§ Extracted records
--- start ---
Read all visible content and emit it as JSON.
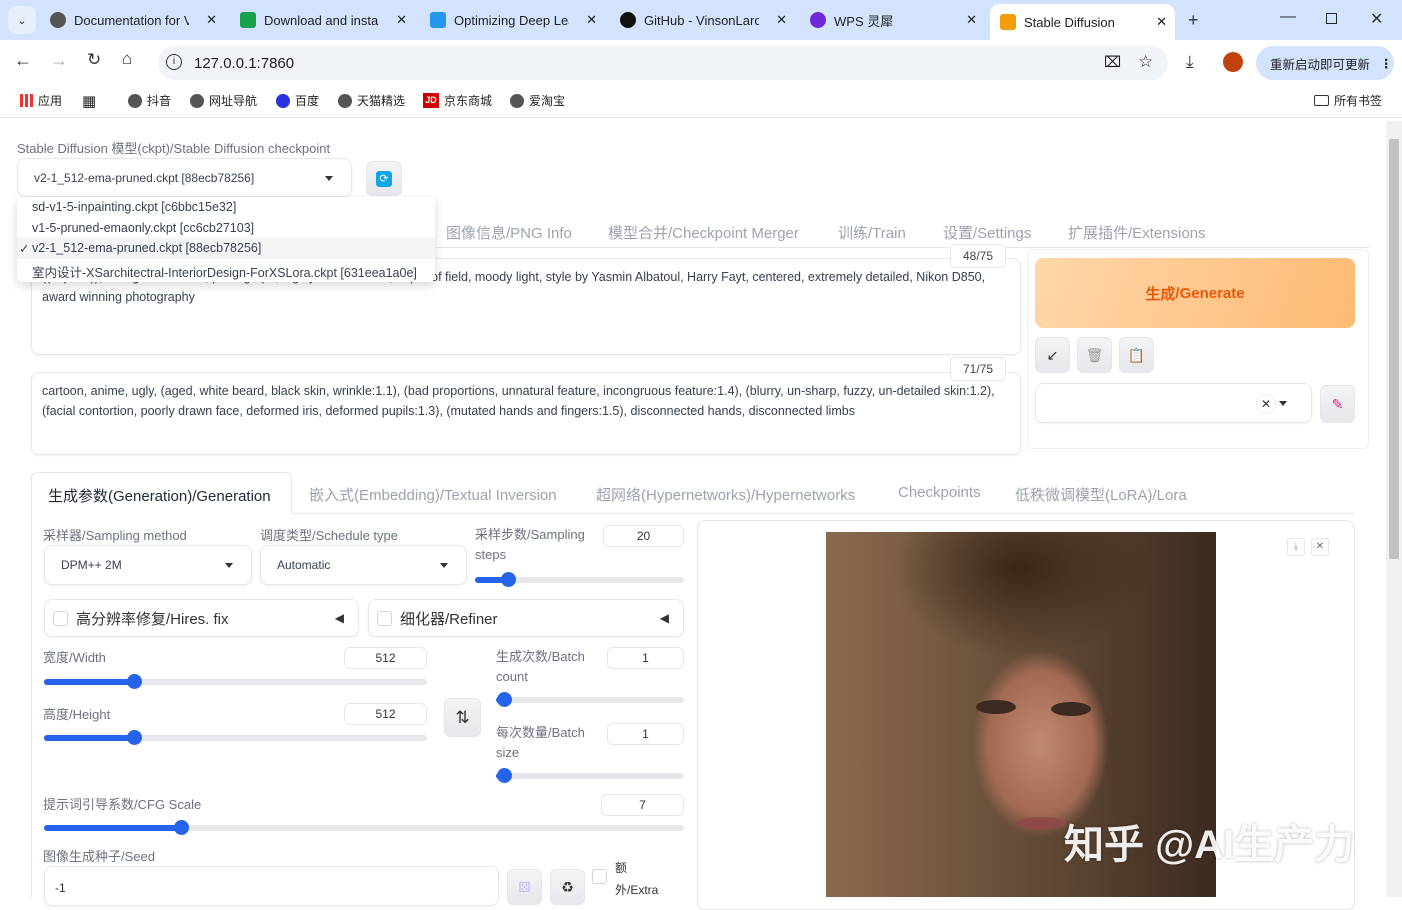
{
  "browser": {
    "tabs": [
      {
        "title": "Documentation for V",
        "color": "#555"
      },
      {
        "title": "Download and instal",
        "color": "#16a34a"
      },
      {
        "title": "Optimizing Deep Lea",
        "color": "#2496ed"
      },
      {
        "title": "GitHub - VinsonLaro",
        "color": "#111"
      },
      {
        "title": "WPS 灵犀",
        "color": "#6d28d9"
      },
      {
        "title": "Stable Diffusion",
        "color": "#f59e0b"
      }
    ],
    "url": "127.0.0.1:7860",
    "update_button": "重新启动即可更新",
    "bookmarks": [
      "应用",
      "抖音",
      "网址导航",
      "百度",
      "天猫精选",
      "京东商城",
      "爱淘宝"
    ],
    "all_bookmarks": "所有书签"
  },
  "checkpoint": {
    "label": "Stable Diffusion 模型(ckpt)/Stable Diffusion checkpoint",
    "selected": "v2-1_512-ema-pruned.ckpt [88ecb78256]",
    "options": [
      "sd-v1-5-inpainting.ckpt [c6bbc15e32]",
      "v1-5-pruned-emaonly.ckpt [cc6cb27103]",
      "v2-1_512-ema-pruned.ckpt [88ecb78256]",
      "室内设计-XSarchitectral-InteriorDesign-ForXSLora.ckpt [631eea1a0e]"
    ],
    "check": "✓"
  },
  "main_tabs": [
    "图像信息/PNG Info",
    "模型合并/Checkpoint Merger",
    "训练/Train",
    "设置/Settings",
    "扩展插件/Extensions"
  ],
  "prompt": {
    "text": "((caption)), facing the camera, photograph, highly detailed face, depth of field, moody light, style by Yasmin Albatoul, Harry Fayt, centered, extremely detailed, Nikon D850, award winning photography",
    "counter": "48/75"
  },
  "negative_prompt": {
    "text": "cartoon, anime, ugly, (aged, white beard, black skin, wrinkle:1.1), (bad proportions, unnatural feature, incongruous feature:1.4), (blurry, un-sharp, fuzzy, un-detailed skin:1.2), (facial contortion, poorly drawn face, deformed iris, deformed pupils:1.3), (mutated hands and fingers:1.5), disconnected hands, disconnected limbs",
    "counter": "71/75"
  },
  "generate": {
    "label_cn": "生成",
    "label_en": "/Generate"
  },
  "sub_tabs": [
    "生成参数(Generation)/Generation",
    "嵌入式(Embedding)/Textual Inversion",
    "超网络(Hypernetworks)/Hypernetworks",
    "Checkpoints",
    "低秩微调模型(LoRA)/Lora"
  ],
  "params": {
    "sampler": {
      "label": "采样器/Sampling method",
      "value": "DPM++ 2M"
    },
    "schedule": {
      "label": "调度类型/Schedule type",
      "value": "Automatic"
    },
    "steps": {
      "label": "采样步数/Sampling steps",
      "value": "20",
      "fraction": 0.16
    },
    "hires": "高分辨率修复/Hires. fix",
    "refiner": "细化器/Refiner",
    "width": {
      "label": "宽度/Width",
      "value": "512",
      "fraction": 0.235
    },
    "height": {
      "label": "高度/Height",
      "value": "512",
      "fraction": 0.235
    },
    "batch_count": {
      "label": "生成次数/Batch count",
      "value": "1",
      "fraction": 0.04
    },
    "batch_size": {
      "label": "每次数量/Batch size",
      "value": "1",
      "fraction": 0.04
    },
    "cfg": {
      "label": "提示词引导系数/CFG Scale",
      "value": "7",
      "fraction": 0.214
    },
    "seed": {
      "label": "图像生成种子/Seed",
      "value": "-1"
    },
    "extra": "额外/Extra"
  },
  "output": {
    "watermark": "知乎 @AI生产力"
  }
}
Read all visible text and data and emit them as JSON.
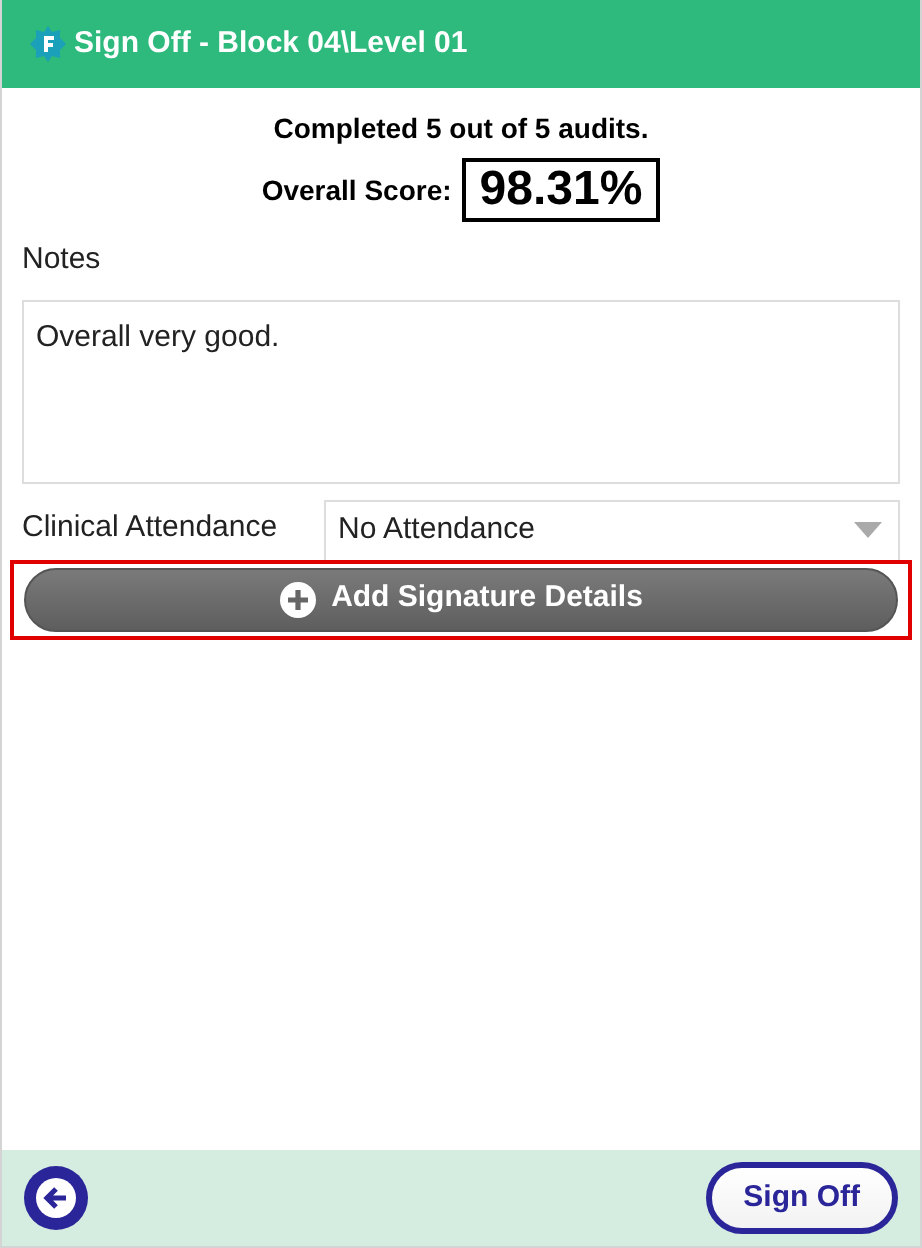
--- end ---
§ Goal of the exercise
Print each line of the material above exactly, with the pictures removed from your copy.

§ Written answer
Read all visible content and emit it as JSON.
{
  "browser": {
    "tabs": [
      {
        "title": "Documentation for V",
        "color": "#555"
      },
      {
        "title": "Download and instal",
        "color": "#16a34a"
      },
      {
        "title": "Optimizing Deep Lea",
        "color": "#2496ed"
      },
      {
        "title": "GitHub - VinsonLaro",
        "color": "#111"
      },
      {
        "title": "WPS 灵犀",
        "color": "#6d28d9"
      },
      {
        "title": "Stable Diffusion",
        "color": "#f59e0b"
      }
    ],
    "url": "127.0.0.1:7860",
    "update_button": "重新启动即可更新",
    "bookmarks": [
      "应用",
      "抖音",
      "网址导航",
      "百度",
      "天猫精选",
      "京东商城",
      "爱淘宝"
    ],
    "all_bookmarks": "所有书签"
  },
  "checkpoint": {
    "label": "Stable Diffusion 模型(ckpt)/Stable Diffusion checkpoint",
    "selected": "v2-1_512-ema-pruned.ckpt [88ecb78256]",
    "options": [
      "sd-v1-5-inpainting.ckpt [c6bbc15e32]",
      "v1-5-pruned-emaonly.ckpt [cc6cb27103]",
      "v2-1_512-ema-pruned.ckpt [88ecb78256]",
      "室内设计-XSarchitectral-InteriorDesign-ForXSLora.ckpt [631eea1a0e]"
    ],
    "check": "✓"
  },
  "main_tabs": [
    "图像信息/PNG Info",
    "模型合并/Checkpoint Merger",
    "训练/Train",
    "设置/Settings",
    "扩展插件/Extensions"
  ],
  "prompt": {
    "text": "((caption)), facing the camera, photograph, highly detailed face, depth of field, moody light, style by Yasmin Albatoul, Harry Fayt, centered, extremely detailed, Nikon D850, award winning photography",
    "counter": "48/75"
  },
  "negative_prompt": {
    "text": "cartoon, anime, ugly, (aged, white beard, black skin, wrinkle:1.1), (bad proportions, unnatural feature, incongruous feature:1.4), (blurry, un-sharp, fuzzy, un-detailed skin:1.2), (facial contortion, poorly drawn face, deformed iris, deformed pupils:1.3), (mutated hands and fingers:1.5), disconnected hands, disconnected limbs",
    "counter": "71/75"
  },
  "generate": {
    "label_cn": "生成",
    "label_en": "/Generate"
  },
  "sub_tabs": [
    "生成参数(Generation)/Generation",
    "嵌入式(Embedding)/Textual Inversion",
    "超网络(Hypernetworks)/Hypernetworks",
    "Checkpoints",
    "低秩微调模型(LoRA)/Lora"
  ],
  "params": {
    "sampler": {
      "label": "采样器/Sampling method",
      "value": "DPM++ 2M"
    },
    "schedule": {
      "label": "调度类型/Schedule type",
      "value": "Automatic"
    },
    "steps": {
      "label": "采样步数/Sampling steps",
      "value": "20",
      "fraction": 0.16
    },
    "hires": "高分辨率修复/Hires. fix",
    "refiner": "细化器/Refiner",
    "width": {
      "label": "宽度/Width",
      "value": "512",
      "fraction": 0.235
    },
    "height": {
      "label": "高度/Height",
      "value": "512",
      "fraction": 0.235
    },
    "batch_count": {
      "label": "生成次数/Batch count",
      "value": "1",
      "fraction": 0.04
    },
    "batch_size": {
      "label": "每次数量/Batch size",
      "value": "1",
      "fraction": 0.04
    },
    "cfg": {
      "label": "提示词引导系数/CFG Scale",
      "value": "7",
      "fraction": 0.214
    },
    "seed": {
      "label": "图像生成种子/Seed",
      "value": "-1"
    },
    "extra": "额外/Extra"
  },
  "output": {
    "watermark": "知乎 @AI生产力"
  }
}
Read all visible text and data and emit them as JSON.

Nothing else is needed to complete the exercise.